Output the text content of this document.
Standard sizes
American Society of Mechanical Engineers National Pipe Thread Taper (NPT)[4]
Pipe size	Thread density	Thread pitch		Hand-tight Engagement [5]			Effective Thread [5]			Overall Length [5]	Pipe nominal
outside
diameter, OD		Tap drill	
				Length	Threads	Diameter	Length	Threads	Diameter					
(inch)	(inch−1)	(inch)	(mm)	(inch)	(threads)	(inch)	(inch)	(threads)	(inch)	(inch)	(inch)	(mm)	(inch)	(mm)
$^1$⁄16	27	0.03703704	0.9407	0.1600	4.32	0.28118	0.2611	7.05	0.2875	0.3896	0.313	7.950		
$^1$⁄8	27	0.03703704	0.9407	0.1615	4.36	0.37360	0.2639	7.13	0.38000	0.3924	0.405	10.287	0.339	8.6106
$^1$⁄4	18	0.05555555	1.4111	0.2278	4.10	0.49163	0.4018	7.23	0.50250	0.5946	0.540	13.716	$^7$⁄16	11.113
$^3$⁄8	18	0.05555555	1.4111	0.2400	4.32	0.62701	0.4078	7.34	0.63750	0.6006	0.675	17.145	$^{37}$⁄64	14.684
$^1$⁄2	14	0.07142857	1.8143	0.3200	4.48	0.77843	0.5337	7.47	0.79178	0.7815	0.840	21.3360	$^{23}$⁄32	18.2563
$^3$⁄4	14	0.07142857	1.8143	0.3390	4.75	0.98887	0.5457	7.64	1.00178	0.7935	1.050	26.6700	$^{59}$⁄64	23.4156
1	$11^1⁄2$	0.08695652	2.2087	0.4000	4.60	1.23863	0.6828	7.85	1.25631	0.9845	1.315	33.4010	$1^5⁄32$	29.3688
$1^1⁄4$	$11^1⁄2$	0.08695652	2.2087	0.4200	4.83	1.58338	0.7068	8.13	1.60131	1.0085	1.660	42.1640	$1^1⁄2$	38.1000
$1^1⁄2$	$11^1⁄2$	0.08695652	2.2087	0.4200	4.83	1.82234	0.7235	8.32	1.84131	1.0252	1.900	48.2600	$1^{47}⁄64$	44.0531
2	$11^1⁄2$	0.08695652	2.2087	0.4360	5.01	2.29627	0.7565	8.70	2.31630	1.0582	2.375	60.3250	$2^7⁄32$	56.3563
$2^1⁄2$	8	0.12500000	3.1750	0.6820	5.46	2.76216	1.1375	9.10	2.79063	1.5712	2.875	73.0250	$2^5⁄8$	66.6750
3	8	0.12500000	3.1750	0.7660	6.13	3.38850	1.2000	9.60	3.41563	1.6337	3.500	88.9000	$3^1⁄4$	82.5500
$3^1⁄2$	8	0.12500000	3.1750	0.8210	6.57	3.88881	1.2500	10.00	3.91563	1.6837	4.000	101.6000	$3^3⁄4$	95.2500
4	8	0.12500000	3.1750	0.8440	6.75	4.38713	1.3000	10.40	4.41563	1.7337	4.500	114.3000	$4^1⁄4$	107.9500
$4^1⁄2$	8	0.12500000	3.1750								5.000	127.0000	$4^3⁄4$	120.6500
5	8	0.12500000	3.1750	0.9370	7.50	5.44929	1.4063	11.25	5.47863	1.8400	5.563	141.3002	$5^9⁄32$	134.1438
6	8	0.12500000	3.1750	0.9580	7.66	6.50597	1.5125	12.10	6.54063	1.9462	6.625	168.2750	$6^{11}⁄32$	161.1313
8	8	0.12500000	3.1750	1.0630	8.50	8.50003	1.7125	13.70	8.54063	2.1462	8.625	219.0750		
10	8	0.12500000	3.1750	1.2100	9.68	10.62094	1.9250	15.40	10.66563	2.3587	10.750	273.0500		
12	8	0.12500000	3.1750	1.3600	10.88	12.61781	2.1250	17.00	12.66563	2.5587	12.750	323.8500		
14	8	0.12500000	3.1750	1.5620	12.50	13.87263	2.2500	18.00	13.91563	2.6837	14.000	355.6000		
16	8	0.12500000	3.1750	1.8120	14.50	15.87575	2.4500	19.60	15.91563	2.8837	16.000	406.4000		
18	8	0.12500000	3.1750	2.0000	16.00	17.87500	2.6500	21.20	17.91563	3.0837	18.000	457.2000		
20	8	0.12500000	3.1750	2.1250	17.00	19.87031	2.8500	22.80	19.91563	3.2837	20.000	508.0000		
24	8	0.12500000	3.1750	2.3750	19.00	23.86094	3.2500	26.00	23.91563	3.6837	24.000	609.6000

* * * *

Given instruction: Tell how many lines above contain the word "Pipe". Give the number alone.

Result of this task: 2